● Material supplied:

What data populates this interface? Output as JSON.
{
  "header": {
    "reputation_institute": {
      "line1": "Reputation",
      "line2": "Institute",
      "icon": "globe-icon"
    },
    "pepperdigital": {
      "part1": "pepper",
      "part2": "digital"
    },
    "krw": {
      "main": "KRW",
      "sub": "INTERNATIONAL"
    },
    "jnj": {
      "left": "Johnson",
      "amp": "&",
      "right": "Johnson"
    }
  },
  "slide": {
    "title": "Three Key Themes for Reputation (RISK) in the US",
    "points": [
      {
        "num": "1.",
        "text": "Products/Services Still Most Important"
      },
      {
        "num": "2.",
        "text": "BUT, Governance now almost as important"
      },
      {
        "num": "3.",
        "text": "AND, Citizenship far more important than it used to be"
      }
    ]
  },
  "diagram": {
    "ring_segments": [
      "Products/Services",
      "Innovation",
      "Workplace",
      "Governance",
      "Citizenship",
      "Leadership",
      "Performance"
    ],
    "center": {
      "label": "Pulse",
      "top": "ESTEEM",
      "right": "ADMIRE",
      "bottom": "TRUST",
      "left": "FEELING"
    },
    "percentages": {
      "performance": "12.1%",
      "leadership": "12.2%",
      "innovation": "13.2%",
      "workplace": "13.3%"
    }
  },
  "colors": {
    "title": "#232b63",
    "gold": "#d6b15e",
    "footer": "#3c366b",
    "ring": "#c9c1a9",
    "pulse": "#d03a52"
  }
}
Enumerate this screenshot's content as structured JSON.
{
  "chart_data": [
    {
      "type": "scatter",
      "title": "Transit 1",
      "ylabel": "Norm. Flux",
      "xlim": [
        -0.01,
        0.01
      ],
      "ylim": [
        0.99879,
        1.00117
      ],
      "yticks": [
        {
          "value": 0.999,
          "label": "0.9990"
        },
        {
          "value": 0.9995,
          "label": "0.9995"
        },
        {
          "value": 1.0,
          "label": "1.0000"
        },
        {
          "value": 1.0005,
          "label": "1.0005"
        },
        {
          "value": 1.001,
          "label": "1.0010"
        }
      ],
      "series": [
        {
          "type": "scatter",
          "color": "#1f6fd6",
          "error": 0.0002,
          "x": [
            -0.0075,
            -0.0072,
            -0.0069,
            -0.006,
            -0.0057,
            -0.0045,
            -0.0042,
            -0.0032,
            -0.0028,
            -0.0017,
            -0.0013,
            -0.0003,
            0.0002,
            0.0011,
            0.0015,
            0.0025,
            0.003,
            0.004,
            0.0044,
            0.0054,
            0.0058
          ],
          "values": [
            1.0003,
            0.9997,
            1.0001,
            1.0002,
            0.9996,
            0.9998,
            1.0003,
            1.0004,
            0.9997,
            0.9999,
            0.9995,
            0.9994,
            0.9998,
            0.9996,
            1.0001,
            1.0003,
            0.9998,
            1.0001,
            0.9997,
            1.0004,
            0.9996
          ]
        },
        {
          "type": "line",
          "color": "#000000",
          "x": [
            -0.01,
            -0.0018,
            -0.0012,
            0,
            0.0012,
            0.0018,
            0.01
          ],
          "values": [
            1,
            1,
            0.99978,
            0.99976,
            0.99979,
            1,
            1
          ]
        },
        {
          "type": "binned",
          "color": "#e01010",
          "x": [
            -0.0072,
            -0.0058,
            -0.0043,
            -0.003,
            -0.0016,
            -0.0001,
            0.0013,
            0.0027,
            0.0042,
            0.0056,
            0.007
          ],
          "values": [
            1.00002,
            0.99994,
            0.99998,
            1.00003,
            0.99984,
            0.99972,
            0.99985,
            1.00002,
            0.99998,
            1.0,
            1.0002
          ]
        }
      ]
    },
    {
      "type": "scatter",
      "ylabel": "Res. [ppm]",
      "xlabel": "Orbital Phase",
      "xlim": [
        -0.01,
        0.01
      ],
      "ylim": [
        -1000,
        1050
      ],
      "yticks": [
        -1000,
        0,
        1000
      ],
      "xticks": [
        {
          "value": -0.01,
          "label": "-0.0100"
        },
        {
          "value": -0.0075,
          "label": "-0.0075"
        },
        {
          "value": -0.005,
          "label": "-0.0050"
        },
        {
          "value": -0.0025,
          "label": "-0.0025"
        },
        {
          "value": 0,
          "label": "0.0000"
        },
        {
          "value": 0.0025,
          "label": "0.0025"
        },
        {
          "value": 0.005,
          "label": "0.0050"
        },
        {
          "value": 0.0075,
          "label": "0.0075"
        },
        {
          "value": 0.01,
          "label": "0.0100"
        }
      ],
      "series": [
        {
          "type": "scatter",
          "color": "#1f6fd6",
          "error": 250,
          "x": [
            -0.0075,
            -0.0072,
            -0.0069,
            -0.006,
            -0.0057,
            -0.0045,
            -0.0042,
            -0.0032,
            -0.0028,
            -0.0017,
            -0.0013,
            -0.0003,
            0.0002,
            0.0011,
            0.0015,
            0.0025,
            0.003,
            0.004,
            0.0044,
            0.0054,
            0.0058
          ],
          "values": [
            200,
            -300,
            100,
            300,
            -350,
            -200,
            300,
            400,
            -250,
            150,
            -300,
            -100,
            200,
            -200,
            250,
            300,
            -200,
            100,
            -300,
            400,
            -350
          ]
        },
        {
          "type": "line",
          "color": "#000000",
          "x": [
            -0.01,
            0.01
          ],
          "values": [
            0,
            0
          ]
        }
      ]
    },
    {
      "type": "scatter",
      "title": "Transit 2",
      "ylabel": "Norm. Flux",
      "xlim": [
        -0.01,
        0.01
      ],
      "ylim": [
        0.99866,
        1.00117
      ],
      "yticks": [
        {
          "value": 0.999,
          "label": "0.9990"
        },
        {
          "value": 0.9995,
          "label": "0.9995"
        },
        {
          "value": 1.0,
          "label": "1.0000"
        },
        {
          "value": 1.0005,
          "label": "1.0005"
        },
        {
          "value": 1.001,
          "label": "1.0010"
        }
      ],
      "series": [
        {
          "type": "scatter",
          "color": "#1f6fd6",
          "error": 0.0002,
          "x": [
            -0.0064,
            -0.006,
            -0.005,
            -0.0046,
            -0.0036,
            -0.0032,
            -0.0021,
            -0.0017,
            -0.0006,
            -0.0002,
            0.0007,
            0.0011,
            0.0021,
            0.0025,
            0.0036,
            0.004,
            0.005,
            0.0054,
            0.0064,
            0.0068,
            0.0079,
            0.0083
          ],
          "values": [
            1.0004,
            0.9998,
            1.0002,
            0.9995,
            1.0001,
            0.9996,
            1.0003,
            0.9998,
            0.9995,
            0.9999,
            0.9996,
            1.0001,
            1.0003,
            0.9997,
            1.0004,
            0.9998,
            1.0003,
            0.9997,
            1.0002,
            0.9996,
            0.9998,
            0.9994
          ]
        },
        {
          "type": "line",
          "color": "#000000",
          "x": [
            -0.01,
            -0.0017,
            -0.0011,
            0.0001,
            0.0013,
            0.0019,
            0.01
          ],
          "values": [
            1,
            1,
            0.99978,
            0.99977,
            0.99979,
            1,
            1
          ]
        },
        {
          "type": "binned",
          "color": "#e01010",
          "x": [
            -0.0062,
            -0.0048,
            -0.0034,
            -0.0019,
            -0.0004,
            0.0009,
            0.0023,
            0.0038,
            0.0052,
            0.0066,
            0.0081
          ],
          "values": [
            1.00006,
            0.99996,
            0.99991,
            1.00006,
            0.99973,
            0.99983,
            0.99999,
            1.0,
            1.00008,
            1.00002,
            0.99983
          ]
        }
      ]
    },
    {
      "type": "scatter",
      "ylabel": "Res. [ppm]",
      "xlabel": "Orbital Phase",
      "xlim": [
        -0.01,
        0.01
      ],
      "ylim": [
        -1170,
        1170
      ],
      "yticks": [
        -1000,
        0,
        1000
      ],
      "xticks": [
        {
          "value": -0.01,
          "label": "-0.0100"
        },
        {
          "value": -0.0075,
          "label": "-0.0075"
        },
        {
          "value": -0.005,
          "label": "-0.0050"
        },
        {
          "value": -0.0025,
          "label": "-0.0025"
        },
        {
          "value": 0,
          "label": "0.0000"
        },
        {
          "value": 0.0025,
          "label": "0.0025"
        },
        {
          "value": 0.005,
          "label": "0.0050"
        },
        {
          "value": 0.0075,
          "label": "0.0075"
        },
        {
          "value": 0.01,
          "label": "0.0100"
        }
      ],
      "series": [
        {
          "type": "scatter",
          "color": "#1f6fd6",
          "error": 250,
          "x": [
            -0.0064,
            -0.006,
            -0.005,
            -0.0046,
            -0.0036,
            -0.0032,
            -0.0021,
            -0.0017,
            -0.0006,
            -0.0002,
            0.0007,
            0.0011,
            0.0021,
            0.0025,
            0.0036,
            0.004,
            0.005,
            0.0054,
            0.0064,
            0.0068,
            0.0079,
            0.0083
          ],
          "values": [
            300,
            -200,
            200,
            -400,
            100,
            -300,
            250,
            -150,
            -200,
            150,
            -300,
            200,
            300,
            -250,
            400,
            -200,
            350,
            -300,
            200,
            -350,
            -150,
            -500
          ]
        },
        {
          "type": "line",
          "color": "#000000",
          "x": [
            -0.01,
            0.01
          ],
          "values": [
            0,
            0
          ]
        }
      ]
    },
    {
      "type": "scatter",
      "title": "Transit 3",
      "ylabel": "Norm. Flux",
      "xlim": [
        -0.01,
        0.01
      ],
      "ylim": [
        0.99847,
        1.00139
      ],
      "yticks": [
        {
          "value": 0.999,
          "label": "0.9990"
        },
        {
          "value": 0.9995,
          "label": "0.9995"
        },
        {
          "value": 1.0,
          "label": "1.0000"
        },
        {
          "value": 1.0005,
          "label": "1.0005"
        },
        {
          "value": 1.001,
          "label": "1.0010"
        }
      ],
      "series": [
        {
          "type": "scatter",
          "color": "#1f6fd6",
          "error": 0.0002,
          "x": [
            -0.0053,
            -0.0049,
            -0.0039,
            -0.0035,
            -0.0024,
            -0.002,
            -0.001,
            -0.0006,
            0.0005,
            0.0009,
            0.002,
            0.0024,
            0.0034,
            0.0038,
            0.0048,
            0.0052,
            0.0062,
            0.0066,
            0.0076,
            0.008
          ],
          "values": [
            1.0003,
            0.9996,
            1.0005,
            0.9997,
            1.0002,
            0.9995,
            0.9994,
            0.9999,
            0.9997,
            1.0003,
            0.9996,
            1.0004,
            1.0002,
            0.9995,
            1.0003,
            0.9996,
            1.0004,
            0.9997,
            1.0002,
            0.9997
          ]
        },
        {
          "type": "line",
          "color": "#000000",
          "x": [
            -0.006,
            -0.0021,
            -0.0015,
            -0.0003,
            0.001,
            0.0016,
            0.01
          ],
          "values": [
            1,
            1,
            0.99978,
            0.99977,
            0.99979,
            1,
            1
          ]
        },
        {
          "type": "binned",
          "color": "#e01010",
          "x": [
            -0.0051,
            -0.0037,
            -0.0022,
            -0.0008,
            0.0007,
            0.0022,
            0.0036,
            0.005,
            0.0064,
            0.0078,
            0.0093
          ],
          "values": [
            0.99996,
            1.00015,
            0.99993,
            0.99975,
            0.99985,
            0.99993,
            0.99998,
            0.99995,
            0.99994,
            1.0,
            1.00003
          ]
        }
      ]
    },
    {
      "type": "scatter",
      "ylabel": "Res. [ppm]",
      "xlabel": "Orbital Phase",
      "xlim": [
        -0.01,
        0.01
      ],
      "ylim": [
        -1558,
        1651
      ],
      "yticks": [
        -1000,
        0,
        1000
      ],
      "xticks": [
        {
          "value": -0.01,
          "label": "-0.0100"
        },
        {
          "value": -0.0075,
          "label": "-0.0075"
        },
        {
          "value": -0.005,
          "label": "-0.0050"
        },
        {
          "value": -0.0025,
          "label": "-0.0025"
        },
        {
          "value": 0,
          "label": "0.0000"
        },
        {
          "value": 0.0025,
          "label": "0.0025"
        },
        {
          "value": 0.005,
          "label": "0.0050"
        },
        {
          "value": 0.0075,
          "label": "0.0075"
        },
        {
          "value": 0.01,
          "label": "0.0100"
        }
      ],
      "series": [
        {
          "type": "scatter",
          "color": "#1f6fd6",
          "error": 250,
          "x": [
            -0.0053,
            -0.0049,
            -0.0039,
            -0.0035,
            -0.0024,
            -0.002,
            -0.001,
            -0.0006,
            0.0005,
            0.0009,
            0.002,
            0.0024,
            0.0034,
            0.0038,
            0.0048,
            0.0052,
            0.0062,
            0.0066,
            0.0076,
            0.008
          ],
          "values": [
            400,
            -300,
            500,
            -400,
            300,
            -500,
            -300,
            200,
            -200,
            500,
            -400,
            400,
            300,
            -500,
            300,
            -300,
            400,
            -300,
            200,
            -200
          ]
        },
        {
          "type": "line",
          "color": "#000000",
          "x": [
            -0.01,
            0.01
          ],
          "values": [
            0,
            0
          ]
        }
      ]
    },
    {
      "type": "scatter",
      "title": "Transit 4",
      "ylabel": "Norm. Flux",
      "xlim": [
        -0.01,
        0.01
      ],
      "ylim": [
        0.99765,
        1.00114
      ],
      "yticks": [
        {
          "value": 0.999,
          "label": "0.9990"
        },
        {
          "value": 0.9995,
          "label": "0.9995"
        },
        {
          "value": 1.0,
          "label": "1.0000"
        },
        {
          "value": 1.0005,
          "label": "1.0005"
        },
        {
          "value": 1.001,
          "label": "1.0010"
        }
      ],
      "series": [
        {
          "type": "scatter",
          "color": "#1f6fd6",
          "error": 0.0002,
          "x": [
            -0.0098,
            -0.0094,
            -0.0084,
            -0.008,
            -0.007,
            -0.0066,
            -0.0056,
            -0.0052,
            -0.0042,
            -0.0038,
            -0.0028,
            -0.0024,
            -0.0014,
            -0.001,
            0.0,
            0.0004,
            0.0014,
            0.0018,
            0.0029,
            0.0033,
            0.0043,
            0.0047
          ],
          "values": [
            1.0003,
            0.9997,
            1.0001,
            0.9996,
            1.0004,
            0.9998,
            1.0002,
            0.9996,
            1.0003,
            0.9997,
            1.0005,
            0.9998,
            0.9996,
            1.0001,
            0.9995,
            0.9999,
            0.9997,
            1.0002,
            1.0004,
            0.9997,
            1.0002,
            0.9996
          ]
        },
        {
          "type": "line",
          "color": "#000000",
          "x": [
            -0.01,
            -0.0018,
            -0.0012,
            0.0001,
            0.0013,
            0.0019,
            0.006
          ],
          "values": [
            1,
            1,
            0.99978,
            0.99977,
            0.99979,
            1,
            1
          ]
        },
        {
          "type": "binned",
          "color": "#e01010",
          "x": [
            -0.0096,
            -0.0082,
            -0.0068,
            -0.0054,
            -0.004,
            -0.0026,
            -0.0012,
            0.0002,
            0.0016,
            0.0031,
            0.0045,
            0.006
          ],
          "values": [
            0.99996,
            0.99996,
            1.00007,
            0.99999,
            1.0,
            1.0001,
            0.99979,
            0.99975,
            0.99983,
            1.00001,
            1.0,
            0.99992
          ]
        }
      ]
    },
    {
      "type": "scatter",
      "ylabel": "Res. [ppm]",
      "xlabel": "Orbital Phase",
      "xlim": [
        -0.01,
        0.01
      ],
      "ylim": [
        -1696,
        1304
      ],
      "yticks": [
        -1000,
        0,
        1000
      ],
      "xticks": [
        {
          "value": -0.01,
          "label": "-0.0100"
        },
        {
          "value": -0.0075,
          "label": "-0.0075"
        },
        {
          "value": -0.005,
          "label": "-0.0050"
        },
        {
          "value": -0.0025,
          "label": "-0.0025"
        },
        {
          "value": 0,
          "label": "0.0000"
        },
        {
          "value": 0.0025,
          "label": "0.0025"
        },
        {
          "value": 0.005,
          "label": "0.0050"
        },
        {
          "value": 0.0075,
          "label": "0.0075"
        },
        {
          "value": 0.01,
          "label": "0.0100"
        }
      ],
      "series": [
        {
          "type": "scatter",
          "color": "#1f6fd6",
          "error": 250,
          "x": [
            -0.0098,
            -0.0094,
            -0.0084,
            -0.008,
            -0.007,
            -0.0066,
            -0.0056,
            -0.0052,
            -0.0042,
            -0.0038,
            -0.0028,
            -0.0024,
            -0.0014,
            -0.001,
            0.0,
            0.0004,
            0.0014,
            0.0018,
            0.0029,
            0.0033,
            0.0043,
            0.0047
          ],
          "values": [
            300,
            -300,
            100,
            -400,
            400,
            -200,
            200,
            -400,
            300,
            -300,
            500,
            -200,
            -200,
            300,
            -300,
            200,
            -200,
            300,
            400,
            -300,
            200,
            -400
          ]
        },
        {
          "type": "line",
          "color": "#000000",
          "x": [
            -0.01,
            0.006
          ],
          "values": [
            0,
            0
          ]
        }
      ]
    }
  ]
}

● Exercise:
Your answer should be only the number of lines that hold the word "Citizenship".

● Task answer:
2